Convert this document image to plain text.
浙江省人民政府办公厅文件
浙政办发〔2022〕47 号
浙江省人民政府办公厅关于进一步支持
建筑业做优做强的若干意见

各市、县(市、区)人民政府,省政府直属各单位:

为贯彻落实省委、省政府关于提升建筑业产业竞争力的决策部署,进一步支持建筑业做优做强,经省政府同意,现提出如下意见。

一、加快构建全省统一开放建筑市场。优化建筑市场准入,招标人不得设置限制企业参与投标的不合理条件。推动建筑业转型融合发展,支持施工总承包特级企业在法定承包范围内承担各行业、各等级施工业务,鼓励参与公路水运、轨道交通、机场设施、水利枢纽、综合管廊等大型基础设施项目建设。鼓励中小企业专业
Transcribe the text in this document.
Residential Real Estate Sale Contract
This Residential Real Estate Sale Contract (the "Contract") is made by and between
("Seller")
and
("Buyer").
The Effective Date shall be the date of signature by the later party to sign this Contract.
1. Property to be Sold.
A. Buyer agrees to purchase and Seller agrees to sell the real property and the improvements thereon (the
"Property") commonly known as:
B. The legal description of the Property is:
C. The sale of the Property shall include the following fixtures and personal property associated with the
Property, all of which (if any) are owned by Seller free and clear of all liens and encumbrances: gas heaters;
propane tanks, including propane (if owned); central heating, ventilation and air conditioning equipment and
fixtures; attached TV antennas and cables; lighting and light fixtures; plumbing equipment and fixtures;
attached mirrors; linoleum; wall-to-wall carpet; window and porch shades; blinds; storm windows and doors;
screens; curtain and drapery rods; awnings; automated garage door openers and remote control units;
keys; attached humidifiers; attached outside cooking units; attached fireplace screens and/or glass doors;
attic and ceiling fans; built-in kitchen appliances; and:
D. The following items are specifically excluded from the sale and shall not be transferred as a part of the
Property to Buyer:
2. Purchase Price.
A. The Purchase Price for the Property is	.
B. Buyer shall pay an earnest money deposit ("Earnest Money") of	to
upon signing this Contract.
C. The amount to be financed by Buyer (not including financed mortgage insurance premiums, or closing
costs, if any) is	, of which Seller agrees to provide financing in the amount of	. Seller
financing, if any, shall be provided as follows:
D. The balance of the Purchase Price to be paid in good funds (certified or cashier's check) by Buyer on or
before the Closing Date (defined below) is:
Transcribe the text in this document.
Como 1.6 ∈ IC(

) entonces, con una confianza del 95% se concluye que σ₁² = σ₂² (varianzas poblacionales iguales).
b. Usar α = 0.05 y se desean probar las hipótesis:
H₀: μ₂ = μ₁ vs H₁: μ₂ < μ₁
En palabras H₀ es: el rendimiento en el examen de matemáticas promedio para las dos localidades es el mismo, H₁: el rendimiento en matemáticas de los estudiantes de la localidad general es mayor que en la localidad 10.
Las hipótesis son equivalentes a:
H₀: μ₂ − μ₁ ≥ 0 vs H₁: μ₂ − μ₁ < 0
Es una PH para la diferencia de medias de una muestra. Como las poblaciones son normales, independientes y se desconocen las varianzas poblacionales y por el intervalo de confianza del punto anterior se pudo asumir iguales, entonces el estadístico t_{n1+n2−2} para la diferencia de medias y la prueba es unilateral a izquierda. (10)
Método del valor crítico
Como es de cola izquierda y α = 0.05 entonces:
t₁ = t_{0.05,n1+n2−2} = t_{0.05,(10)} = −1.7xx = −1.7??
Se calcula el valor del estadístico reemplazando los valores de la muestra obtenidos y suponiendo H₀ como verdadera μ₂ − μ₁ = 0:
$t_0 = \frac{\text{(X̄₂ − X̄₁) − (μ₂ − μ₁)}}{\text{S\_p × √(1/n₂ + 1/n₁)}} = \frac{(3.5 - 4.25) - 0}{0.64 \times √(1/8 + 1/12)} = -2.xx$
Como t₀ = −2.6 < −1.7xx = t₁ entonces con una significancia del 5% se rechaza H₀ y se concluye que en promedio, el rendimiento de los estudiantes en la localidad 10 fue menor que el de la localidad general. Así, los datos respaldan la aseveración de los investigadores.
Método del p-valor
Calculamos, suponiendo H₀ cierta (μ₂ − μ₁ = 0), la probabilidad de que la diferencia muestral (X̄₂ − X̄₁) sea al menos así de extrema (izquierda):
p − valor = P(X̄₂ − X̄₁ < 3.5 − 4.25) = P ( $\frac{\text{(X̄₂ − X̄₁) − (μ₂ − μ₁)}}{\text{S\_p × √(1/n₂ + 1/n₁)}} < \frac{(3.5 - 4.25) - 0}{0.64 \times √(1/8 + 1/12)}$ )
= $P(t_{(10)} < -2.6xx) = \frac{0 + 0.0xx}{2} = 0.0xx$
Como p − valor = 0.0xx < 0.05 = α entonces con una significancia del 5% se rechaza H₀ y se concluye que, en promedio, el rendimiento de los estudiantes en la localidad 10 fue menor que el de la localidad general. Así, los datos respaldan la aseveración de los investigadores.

_ _ _ _ _ _ _

THE PROBLEM:
Scan the entries above and work out how many lines include the word "financing"; the reply is that number alone.

COMPLETED TASK:
2